[The task]
Check each line of the records below for the word "Miroslav" and copy those where it appears.

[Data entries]

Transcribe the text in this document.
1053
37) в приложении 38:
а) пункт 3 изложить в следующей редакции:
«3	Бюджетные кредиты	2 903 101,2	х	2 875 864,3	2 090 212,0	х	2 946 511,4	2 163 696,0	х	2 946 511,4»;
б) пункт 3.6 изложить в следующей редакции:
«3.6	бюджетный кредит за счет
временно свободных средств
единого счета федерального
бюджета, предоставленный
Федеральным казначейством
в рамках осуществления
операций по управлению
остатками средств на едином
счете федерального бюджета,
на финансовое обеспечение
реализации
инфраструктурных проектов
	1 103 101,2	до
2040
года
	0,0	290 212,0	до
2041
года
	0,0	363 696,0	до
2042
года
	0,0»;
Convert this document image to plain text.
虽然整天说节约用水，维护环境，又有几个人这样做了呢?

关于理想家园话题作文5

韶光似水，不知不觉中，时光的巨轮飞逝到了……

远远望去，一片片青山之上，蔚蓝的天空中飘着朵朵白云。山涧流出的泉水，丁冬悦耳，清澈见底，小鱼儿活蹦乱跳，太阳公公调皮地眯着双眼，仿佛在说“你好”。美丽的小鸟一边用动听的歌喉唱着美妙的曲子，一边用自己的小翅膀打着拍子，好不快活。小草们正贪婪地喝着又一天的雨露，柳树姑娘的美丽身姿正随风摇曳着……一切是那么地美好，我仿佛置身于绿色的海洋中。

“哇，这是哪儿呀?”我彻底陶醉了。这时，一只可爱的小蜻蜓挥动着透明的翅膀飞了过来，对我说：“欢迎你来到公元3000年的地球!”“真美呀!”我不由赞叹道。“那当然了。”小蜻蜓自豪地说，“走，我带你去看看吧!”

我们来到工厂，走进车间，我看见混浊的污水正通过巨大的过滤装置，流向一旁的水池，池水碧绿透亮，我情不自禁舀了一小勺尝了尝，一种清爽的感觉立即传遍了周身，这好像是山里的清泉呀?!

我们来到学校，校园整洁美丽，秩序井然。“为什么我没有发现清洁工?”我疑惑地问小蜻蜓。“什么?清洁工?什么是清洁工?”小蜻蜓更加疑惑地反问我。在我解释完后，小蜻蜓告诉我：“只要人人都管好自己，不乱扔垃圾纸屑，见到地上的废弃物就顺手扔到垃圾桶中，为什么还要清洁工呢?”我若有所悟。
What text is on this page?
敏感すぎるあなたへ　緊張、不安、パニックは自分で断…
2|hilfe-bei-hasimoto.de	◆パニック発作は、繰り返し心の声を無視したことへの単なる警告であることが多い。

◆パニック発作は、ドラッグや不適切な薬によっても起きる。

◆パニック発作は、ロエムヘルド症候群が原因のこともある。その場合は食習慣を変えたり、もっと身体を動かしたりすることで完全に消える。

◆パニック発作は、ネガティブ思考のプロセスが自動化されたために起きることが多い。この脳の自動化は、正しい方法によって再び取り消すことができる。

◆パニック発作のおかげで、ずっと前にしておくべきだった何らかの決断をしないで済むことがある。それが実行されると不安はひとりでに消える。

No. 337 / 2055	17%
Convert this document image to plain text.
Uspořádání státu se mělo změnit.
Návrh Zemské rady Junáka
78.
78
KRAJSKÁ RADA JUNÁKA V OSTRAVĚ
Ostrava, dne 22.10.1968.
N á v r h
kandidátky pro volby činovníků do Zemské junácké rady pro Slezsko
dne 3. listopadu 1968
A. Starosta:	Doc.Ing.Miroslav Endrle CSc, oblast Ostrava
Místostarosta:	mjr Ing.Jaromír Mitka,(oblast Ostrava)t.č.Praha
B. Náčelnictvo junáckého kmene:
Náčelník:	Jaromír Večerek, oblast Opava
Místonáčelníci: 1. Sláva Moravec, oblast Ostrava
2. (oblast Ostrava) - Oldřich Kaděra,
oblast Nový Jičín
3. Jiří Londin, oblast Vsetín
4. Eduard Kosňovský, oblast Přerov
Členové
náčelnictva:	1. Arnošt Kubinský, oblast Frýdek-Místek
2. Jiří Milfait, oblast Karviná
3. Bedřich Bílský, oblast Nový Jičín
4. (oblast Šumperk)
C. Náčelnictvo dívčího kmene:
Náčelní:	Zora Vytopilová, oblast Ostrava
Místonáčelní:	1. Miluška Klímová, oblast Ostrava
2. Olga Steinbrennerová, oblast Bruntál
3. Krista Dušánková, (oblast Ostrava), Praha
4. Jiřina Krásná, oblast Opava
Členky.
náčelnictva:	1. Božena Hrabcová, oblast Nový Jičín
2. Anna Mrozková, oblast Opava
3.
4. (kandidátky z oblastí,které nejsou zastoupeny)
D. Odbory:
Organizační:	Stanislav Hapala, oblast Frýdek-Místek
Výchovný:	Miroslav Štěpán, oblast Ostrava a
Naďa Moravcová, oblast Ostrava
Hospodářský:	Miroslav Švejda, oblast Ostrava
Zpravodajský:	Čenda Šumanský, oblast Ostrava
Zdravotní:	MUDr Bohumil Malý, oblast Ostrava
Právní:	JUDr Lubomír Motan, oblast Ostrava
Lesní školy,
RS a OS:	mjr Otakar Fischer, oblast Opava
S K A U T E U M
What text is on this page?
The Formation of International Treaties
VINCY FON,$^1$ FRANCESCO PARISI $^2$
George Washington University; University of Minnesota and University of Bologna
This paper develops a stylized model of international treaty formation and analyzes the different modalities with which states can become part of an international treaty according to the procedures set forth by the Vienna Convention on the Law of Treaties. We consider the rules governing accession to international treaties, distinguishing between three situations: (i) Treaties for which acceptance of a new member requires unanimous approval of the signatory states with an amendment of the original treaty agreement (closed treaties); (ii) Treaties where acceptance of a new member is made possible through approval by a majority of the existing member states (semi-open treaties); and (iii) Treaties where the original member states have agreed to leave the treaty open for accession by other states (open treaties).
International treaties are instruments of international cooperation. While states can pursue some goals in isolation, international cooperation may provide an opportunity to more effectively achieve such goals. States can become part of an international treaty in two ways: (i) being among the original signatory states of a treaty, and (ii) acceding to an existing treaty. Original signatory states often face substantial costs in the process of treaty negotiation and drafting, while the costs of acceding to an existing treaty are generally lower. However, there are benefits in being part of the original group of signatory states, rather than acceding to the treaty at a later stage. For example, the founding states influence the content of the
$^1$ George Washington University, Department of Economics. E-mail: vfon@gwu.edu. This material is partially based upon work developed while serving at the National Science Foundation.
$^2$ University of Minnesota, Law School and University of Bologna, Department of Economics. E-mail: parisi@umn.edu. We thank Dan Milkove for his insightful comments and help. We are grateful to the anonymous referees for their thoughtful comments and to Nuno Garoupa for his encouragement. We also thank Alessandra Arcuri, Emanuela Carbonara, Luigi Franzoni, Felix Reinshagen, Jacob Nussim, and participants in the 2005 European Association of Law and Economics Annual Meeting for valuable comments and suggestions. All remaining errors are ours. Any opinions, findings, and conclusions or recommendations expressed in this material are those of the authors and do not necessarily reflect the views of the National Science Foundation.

[Expected answer]
A. Starosta:	Doc.Ing.Miroslav Endrle CSc, oblast Ostrava
Výchovný:	Miroslav Štěpán, oblast Ostrava a
Hospodářský:	Miroslav Švejda, oblast Ostrava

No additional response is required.